------ Raw data

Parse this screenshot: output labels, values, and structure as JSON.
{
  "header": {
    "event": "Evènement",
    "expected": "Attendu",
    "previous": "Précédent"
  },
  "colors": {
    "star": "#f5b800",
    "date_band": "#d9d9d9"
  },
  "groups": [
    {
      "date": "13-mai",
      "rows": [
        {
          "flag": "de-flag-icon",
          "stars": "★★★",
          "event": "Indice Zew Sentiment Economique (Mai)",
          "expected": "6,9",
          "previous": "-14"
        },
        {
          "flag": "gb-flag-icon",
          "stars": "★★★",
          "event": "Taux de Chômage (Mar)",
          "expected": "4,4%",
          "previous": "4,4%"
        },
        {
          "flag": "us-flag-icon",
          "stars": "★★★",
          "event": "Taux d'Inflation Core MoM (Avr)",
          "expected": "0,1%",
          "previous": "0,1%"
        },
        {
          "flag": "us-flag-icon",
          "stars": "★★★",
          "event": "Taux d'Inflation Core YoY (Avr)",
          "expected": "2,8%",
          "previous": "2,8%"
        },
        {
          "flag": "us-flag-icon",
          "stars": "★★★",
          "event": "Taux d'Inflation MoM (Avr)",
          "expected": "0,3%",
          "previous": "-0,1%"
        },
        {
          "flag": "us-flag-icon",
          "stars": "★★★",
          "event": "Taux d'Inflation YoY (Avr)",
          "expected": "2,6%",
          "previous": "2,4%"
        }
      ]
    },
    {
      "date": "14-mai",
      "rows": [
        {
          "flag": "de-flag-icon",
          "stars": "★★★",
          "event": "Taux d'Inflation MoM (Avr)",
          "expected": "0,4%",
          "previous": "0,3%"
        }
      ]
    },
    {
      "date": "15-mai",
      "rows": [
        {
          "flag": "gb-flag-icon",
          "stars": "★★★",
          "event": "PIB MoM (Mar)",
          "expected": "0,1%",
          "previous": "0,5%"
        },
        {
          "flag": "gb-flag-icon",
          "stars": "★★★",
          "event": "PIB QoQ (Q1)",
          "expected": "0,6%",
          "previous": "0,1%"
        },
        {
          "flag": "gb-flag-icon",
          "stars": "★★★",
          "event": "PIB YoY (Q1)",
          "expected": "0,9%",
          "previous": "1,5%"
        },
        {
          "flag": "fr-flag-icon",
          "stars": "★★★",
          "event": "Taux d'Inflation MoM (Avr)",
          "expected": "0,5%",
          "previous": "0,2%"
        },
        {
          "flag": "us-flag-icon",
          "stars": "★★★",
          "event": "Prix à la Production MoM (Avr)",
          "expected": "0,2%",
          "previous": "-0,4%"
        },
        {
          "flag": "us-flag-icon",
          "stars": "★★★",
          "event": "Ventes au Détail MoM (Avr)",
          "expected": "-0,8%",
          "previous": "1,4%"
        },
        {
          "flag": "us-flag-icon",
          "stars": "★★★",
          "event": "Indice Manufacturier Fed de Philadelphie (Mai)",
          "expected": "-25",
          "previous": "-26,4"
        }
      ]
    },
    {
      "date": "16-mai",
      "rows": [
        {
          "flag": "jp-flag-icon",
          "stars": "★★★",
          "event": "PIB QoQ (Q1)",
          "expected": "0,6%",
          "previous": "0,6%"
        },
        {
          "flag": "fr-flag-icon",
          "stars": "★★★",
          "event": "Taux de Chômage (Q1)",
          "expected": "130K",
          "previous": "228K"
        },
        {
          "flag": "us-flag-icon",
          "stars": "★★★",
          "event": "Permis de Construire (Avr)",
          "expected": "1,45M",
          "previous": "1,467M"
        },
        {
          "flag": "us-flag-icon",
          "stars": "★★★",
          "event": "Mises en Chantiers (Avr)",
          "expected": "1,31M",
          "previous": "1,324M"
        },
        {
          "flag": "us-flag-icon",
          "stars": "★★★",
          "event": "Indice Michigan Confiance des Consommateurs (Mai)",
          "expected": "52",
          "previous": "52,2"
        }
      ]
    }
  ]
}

------------

§ Job: Copy every line from the entries that contains the word "Core".

§ Expected answer:
          "event": "Taux d'Inflation Core MoM (Avr)",
          "event": "Taux d'Inflation Core YoY (Avr)",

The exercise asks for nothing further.